[Stored data]
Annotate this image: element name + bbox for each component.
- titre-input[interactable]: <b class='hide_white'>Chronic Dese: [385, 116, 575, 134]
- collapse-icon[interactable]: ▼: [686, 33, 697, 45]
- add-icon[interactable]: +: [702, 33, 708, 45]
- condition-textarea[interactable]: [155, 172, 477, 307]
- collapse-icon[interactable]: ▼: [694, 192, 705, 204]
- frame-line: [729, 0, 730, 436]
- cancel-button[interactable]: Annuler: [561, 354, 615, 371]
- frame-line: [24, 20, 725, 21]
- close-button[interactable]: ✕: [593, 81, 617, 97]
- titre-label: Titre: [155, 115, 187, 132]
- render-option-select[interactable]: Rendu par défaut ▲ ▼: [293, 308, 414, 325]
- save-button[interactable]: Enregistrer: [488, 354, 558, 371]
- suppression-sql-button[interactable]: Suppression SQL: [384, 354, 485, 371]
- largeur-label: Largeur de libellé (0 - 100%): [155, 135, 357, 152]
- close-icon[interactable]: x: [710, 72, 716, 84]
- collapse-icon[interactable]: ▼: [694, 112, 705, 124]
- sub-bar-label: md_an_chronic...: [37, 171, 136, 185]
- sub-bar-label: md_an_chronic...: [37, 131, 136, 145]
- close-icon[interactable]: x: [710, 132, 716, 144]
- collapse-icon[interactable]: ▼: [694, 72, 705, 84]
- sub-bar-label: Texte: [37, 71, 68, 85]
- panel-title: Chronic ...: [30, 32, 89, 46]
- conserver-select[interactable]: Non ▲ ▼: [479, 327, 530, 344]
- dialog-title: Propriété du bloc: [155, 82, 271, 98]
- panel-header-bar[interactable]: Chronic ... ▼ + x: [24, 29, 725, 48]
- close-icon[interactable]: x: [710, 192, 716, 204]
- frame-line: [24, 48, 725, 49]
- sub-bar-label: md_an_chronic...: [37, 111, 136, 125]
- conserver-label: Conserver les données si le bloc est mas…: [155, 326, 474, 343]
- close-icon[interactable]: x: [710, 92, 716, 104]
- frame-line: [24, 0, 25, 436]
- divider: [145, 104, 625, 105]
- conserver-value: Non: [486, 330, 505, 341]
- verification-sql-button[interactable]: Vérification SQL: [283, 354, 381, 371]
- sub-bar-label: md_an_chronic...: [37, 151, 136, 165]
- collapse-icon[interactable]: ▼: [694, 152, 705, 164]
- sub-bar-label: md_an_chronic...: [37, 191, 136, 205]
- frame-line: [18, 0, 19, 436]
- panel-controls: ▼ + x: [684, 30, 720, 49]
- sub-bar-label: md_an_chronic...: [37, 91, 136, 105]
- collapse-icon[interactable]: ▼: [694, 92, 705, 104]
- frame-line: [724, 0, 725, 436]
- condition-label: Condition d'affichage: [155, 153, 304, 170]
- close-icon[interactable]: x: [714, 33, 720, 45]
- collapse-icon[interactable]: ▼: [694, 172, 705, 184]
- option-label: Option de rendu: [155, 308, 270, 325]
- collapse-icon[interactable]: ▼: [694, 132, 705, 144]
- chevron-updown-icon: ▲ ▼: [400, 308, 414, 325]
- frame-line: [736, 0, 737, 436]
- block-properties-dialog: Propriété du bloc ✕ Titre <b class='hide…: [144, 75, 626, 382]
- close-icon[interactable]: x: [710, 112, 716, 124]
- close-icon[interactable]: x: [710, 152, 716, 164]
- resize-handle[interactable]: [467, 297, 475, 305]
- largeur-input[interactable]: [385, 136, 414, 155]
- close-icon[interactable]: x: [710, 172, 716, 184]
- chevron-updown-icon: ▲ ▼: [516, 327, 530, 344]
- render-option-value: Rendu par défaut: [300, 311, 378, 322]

## [Stated exercise]
Pick out every line in the items above that contains the string "value", and copy each one.

## [Output of the task]
- conserver-value: Non: [486, 330, 505, 341]
- render-option-value: Rendu par défaut: [300, 311, 378, 322]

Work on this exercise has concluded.